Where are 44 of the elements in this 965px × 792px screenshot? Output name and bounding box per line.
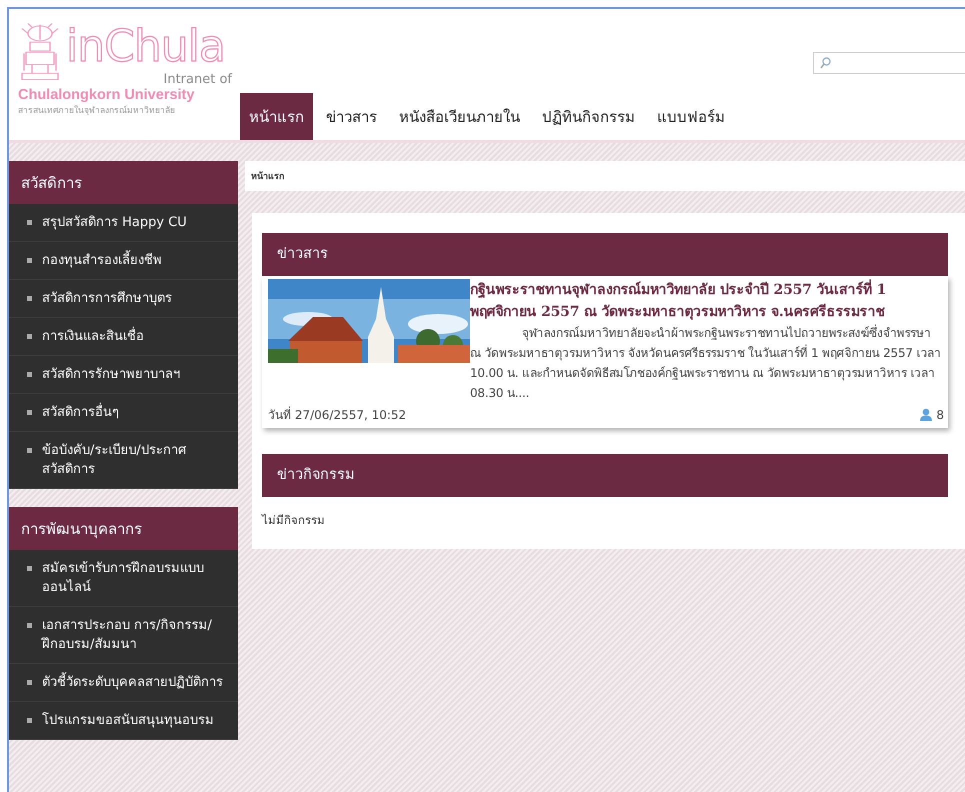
logo-title: inChula [66,21,226,73]
bullet-icon [27,448,32,453]
sidebar-link[interactable]: ตัวชี้วัดระดับบุคคลสายปฏิบัติการ [9,664,238,702]
sidebar-heading: การพัฒนาบุคลากร [9,507,238,550]
nav-tab[interactable]: แบบฟอร์ม [648,93,734,140]
bullet-icon [27,680,32,685]
bullet-icon [27,718,32,723]
breadcrumb[interactable]: หน้าแรก [245,161,965,191]
section-heading: ข่าวกิจกรรม [262,454,948,497]
nav-tab[interactable]: ปฏิทินกิจกรรม [533,93,644,140]
news-headline[interactable]: กฐินพระราชทานจุฬาลงกรณ์มหาวิทยาลัย ประจำปี 2557 วันเสาร์ที่ 1 พฤศจิกายน 2557 ณ วัดพระมหาธาตุวรมหาวิหาร จ.นครศรีธรรมราช [470,279,944,323]
nav-tab[interactable]: ข่าวสาร [317,93,386,140]
sidebar-link[interactable]: สวัสดิการการศึกษาบุตร [9,280,238,318]
logo-subtitle: Intranet of [162,73,232,87]
bullet-icon [27,623,32,628]
logo-university: Chulalongkorn University [18,87,196,103]
sidebar-link[interactable]: โปรแกรมขอสนับสนุนทุนอบรม [9,702,238,740]
bullet-icon [27,220,32,225]
view-count: 8 [936,408,944,422]
logo-tagline: สารสนเทศภายในจุฬาลงกรณ์มหาวิทยาลัย [18,104,176,117]
news-summary: จุฬาลงกรณ์มหาวิทยาลัยจะนำผ้าพระกฐินพระราชทานไปถวายพระสงฆ์ซึ่งจำพรรษา ณ วัดพระมหาธาตุวรมหาวิหาร จังหวัดนครศรีธรรมราช ในวันเสาร์ที่ 1 พฤศจิกายน 2557 เวลา 10.00 น. และกำหนดจัดพิธีสมโภชองค์กฐินพระราชทาน ณ วัดพระมหาธาตุวรมหาวิหาร เวลา 08.30 น.... [470,324,942,402]
search-field[interactable] [813,52,965,74]
bullet-icon [27,334,32,339]
news-date: วันที่ 27/06/2557, 10:52 [268,406,406,424]
bullet-icon [27,258,32,263]
sidebar-link[interactable]: กองทุนสำรองเลี้ยงชีพ [9,242,238,280]
sidebar-heading: สวัสดิการ [9,161,238,204]
empty-message: ไม่มีกิจกรรม [262,512,326,529]
bullet-icon [27,372,32,377]
nav-tab[interactable]: หน้าแรก [240,93,313,140]
nav-tab[interactable]: หนังสือเวียนภายใน [390,93,529,140]
sidebar-link[interactable]: เอกสารประกอบ การ/กิจกรรม/ฝึกอบรม/สัมมนา [9,607,238,664]
sidebar-link[interactable]: สวัสดิการรักษาพยาบาลฯ [9,356,238,394]
section-heading: ข่าวสาร [262,233,948,276]
search-icon [820,57,831,69]
bullet-icon [27,296,32,301]
person-icon [920,408,932,421]
bullet-icon [27,566,32,571]
sidebar-link[interactable]: สวัสดิการอื่นๆ [9,394,238,432]
sidebar-link[interactable]: สมัครเข้ารับการฝึกอบรมแบบออนไลน์ [9,550,238,607]
sidebar-link[interactable]: สรุปสวัสดิการ Happy CU [9,204,238,242]
sidebar-link[interactable]: ข้อบังคับ/ระเบียบ/ประกาศ สวัสดิการ [9,432,238,489]
sidebar-link[interactable]: การเงินและสินเชื่อ [9,318,238,356]
bullet-icon [27,410,32,415]
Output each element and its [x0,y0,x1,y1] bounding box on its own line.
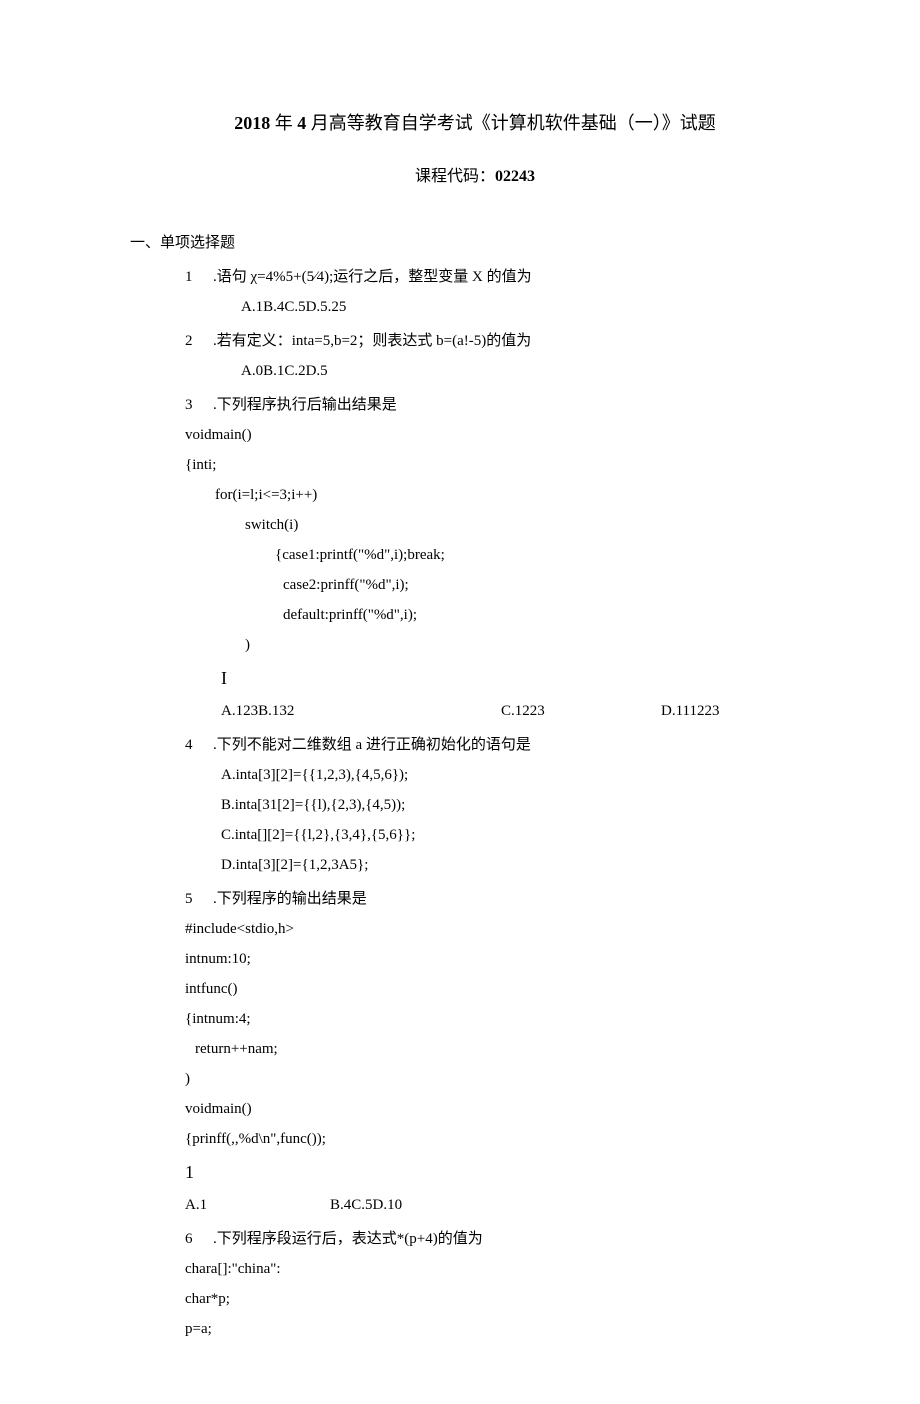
course-code: 02243 [495,168,535,185]
section-heading: 一、单项选择题 [130,228,820,258]
code-line: voidmain() [185,420,820,450]
question-5-options: A.1B.4C.5D.10 [185,1190,820,1220]
title-mid: 年 [270,113,297,133]
question-5: 5 .下列程序的输出结果是 [185,884,820,914]
question-text: .下列程序执行后输出结果是 [213,390,820,420]
option-a: A.inta[3][2]={{1,2,3),{4,5,6}); [185,760,820,790]
question-2: 2 .若有定义：inta=5,b=2；则表达式 b=(a!-5)的值为 [185,326,820,356]
question-list: 1 .语句 χ=4%5+(5⁄4);运行之后，整型变量 X 的值为 A.1B.4… [130,262,820,1344]
question-number: 1 [185,262,213,292]
code-line: chara[]:"china": [185,1254,820,1284]
code-line: 1 [185,1154,820,1190]
question-6: 6 .下列程序段运行后，表达式*(p+4)的值为 [185,1224,820,1254]
option-d: D.inta[3][2]={1,2,3A5}; [185,850,820,880]
code-line: #include<stdio,h> [185,914,820,944]
option-a: A.1 [185,1190,330,1220]
question-text: .若有定义：inta=5,b=2；则表达式 b=(a!-5)的值为 [213,326,820,356]
code-line: char*p; [185,1284,820,1314]
year-bold: 2018 [234,113,270,133]
option-c: C.inta[][2]={{l,2},{3,4},{5,6}}; [185,820,820,850]
code-line: {case1:printf("%d",i);break; [185,540,820,570]
question-number: 5 [185,884,213,914]
option-a-b: A.123B.132 [221,696,501,726]
question-3: 3 .下列程序执行后输出结果是 [185,390,820,420]
month-bold: 4 [297,113,306,133]
option-b: B.inta[31[2]={{l),{2,3),{4,5)); [185,790,820,820]
course-label: 课程代码： [415,168,495,185]
option-bcd: B.4C.5D.10 [330,1197,402,1213]
code-line: {intnum:4; [185,1004,820,1034]
code-line: intnum:10; [185,944,820,974]
question-number: 3 [185,390,213,420]
question-1-options: A.1B.4C.5D.5.25 [185,292,820,322]
question-4: 4 .下列不能对二维数组 a 进行正确初始化的语句是 [185,730,820,760]
question-text: .下列不能对二维数组 a 进行正确初始化的语句是 [213,730,820,760]
code-line: {inti; [185,450,820,480]
question-number: 4 [185,730,213,760]
code-line: I [185,660,820,696]
option-c: C.1223 [501,696,661,726]
exam-page: 2018 年 4 月高等教育自学考试《计算机软件基础（一）》试题 课程代码：02… [0,0,920,1404]
code-line: p=a; [185,1314,820,1344]
exam-title: 2018 年 4 月高等教育自学考试《计算机软件基础（一）》试题 [130,105,820,141]
code-line: for(i=l;i<=3;i++) [185,480,820,510]
question-number: 6 [185,1224,213,1254]
question-text: .下列程序段运行后，表达式*(p+4)的值为 [213,1224,820,1254]
code-line: voidmain() [185,1094,820,1124]
code-line: switch(i) [185,510,820,540]
question-3-options: A.123B.132 C.1223 D.111223 [185,696,820,726]
question-number: 2 [185,326,213,356]
question-text: .下列程序的输出结果是 [213,884,820,914]
code-line: case2:prinff("%d",i); [185,570,820,600]
code-line: intfunc() [185,974,820,1004]
question-1: 1 .语句 χ=4%5+(5⁄4);运行之后，整型变量 X 的值为 [185,262,820,292]
code-line: {prinff(,,%d\n",func()); [185,1124,820,1154]
title-rest: 月高等教育自学考试《计算机软件基础（一）》试题 [306,113,716,133]
code-line: default:prinff("%d",i); [185,600,820,630]
option-d: D.111223 [661,696,781,726]
code-line: return++nam; [185,1034,820,1064]
question-2-options: A.0B.1C.2D.5 [185,356,820,386]
code-line: ) [185,1064,820,1094]
code-line: ) [185,630,820,660]
question-text: .语句 χ=4%5+(5⁄4);运行之后，整型变量 X 的值为 [213,262,820,292]
course-code-line: 课程代码：02243 [130,161,820,193]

________________________________________

Reproduce all of the material above line for line, without alteration, omitting the pictures.

**Response to the task**
Where are 44 of the elements in this 965px × 792px screenshot? Output name and bounding box per line.
logo-title: inChula [66,21,226,73]
bullet-icon [27,448,32,453]
sidebar-link[interactable]: ตัวชี้วัดระดับบุคคลสายปฏิบัติการ [9,664,238,702]
sidebar-heading: การพัฒนาบุคลากร [9,507,238,550]
nav-tab[interactable]: แบบฟอร์ม [648,93,734,140]
bullet-icon [27,680,32,685]
bullet-icon [27,718,32,723]
breadcrumb[interactable]: หน้าแรก [245,161,965,191]
section-heading: ข่าวกิจกรรม [262,454,948,497]
nav-tab[interactable]: ปฏิทินกิจกรรม [533,93,644,140]
news-headline[interactable]: กฐินพระราชทานจุฬาลงกรณ์มหาวิทยาลัย ประจำปี 2557 วันเสาร์ที่ 1 พฤศจิกายน 2557 ณ วัดพระมหาธาตุวรมหาวิหาร จ.นครศรีธรรมราช [470,279,944,323]
nav-tab[interactable]: ข่าวสาร [317,93,386,140]
sidebar-link[interactable]: สวัสดิการการศึกษาบุตร [9,280,238,318]
logo-subtitle: Intranet of [162,73,232,87]
bullet-icon [27,623,32,628]
logo-university: Chulalongkorn University [18,87,196,103]
sidebar-link[interactable]: โปรแกรมขอสนับสนุนทุนอบรม [9,702,238,740]
bullet-icon [27,220,32,225]
view-count: 8 [936,408,944,422]
logo-tagline: สารสนเทศภายในจุฬาลงกรณ์มหาวิทยาลัย [18,104,176,117]
news-summary: จุฬาลงกรณ์มหาวิทยาลัยจะนำผ้าพระกฐินพระราชทานไปถวายพระสงฆ์ซึ่งจำพรรษา ณ วัดพระมหาธาตุวรมหาวิหาร จังหวัดนครศรีธรรมราช ในวันเสาร์ที่ 1 พฤศจิกายน 2557 เวลา 10.00 น. และกำหนดจัดพิธีสมโภชองค์กฐินพระราชทาน ณ วัดพระมหาธาตุวรมหาวิหาร เวลา 08.30 น.... [470,324,942,402]
search-field[interactable] [813,52,965,74]
bullet-icon [27,334,32,339]
news-date: วันที่ 27/06/2557, 10:52 [268,406,406,424]
bullet-icon [27,258,32,263]
sidebar-link[interactable]: กองทุนสำรองเลี้ยงชีพ [9,242,238,280]
sidebar-heading: สวัสดิการ [9,161,238,204]
empty-message: ไม่มีกิจกรรม [262,512,326,529]
bullet-icon [27,372,32,377]
nav-tab[interactable]: หน้าแรก [240,93,313,140]
nav-tab[interactable]: หนังสือเวียนภายใน [390,93,529,140]
sidebar-link[interactable]: เอกสารประกอบ การ/กิจกรรม/ฝึกอบรม/สัมมนา [9,607,238,664]
sidebar-link[interactable]: สวัสดิการรักษาพยาบาลฯ [9,356,238,394]
section-heading: ข่าวสาร [262,233,948,276]
search-icon [820,57,831,69]
bullet-icon [27,296,32,301]
person-icon [920,408,932,421]
bullet-icon [27,566,32,571]
sidebar-link[interactable]: สวัสดิการอื่นๆ [9,394,238,432]
sidebar-link[interactable]: สมัครเข้ารับการฝึกอบรมแบบออนไลน์ [9,550,238,607]
sidebar-link[interactable]: สรุปสวัสดิการ Happy CU [9,204,238,242]
sidebar-link[interactable]: ข้อบังคับ/ระเบียบ/ประกาศ สวัสดิการ [9,432,238,489]
sidebar-link[interactable]: การเงินและสินเชื่อ [9,318,238,356]
bullet-icon [27,410,32,415]
Output each element and its [x0,y0,x1,y1] bounding box on its own line.
course-code: 02243 [495,168,535,185]
section-heading: 一、单项选择题 [130,228,820,258]
code-line: voidmain() [185,420,820,450]
question-5-options: A.1B.4C.5D.10 [185,1190,820,1220]
title-mid: 年 [270,113,297,133]
question-5: 5 .下列程序的输出结果是 [185,884,820,914]
question-text: .下列程序执行后输出结果是 [213,390,820,420]
option-a: A.inta[3][2]={{1,2,3),{4,5,6}); [185,760,820,790]
question-2: 2 .若有定义：inta=5,b=2；则表达式 b=(a!-5)的值为 [185,326,820,356]
question-list: 1 .语句 χ=4%5+(5⁄4);运行之后，整型变量 X 的值为 A.1B.4… [130,262,820,1344]
question-number: 1 [185,262,213,292]
code-line: chara[]:"china": [185,1254,820,1284]
code-line: 1 [185,1154,820,1190]
question-6: 6 .下列程序段运行后，表达式*(p+4)的值为 [185,1224,820,1254]
option-d: D.inta[3][2]={1,2,3A5}; [185,850,820,880]
code-line: #include<stdio,h> [185,914,820,944]
option-a: A.1 [185,1190,330,1220]
question-text: .若有定义：inta=5,b=2；则表达式 b=(a!-5)的值为 [213,326,820,356]
code-line: char*p; [185,1284,820,1314]
year-bold: 2018 [234,113,270,133]
option-c: C.inta[][2]={{l,2},{3,4},{5,6}}; [185,820,820,850]
code-line: {case1:printf("%d",i);break; [185,540,820,570]
question-number: 5 [185,884,213,914]
option-a-b: A.123B.132 [221,696,501,726]
question-3: 3 .下列程序执行后输出结果是 [185,390,820,420]
month-bold: 4 [297,113,306,133]
option-b: B.inta[31[2]={{l),{2,3),{4,5)); [185,790,820,820]
course-label: 课程代码： [415,168,495,185]
option-bcd: B.4C.5D.10 [330,1197,402,1213]
code-line: {intnum:4; [185,1004,820,1034]
code-line: intnum:10; [185,944,820,974]
question-number: 3 [185,390,213,420]
question-1-options: A.1B.4C.5D.5.25 [185,292,820,322]
question-4: 4 .下列不能对二维数组 a 进行正确初始化的语句是 [185,730,820,760]
question-text: .下列不能对二维数组 a 进行正确初始化的语句是 [213,730,820,760]
code-line: {inti; [185,450,820,480]
question-number: 4 [185,730,213,760]
code-line: I [185,660,820,696]
option-c: C.1223 [501,696,661,726]
exam-page: 2018 年 4 月高等教育自学考试《计算机软件基础（一）》试题 课程代码：02… [0,0,920,1404]
code-line: p=a; [185,1314,820,1344]
exam-title: 2018 年 4 月高等教育自学考试《计算机软件基础（一）》试题 [130,105,820,141]
code-line: for(i=l;i<=3;i++) [185,480,820,510]
question-number: 6 [185,1224,213,1254]
question-text: .下列程序段运行后，表达式*(p+4)的值为 [213,1224,820,1254]
code-line: voidmain() [185,1094,820,1124]
code-line: switch(i) [185,510,820,540]
question-3-options: A.123B.132 C.1223 D.111223 [185,696,820,726]
question-number: 2 [185,326,213,356]
question-text: .下列程序的输出结果是 [213,884,820,914]
code-line: case2:prinff("%d",i); [185,570,820,600]
code-line: intfunc() [185,974,820,1004]
question-1: 1 .语句 χ=4%5+(5⁄4);运行之后，整型变量 X 的值为 [185,262,820,292]
code-line: {prinff(,,%d\n",func()); [185,1124,820,1154]
title-rest: 月高等教育自学考试《计算机软件基础（一）》试题 [306,113,716,133]
code-line: default:prinff("%d",i); [185,600,820,630]
option-d: D.111223 [661,696,781,726]
code-line: return++nam; [185,1034,820,1064]
question-2-options: A.0B.1C.2D.5 [185,356,820,386]
code-line: ) [185,1064,820,1094]
code-line: ) [185,630,820,660]
question-text: .语句 χ=4%5+(5⁄4);运行之后，整型变量 X 的值为 [213,262,820,292]
course-code-line: 课程代码：02243 [130,161,820,193]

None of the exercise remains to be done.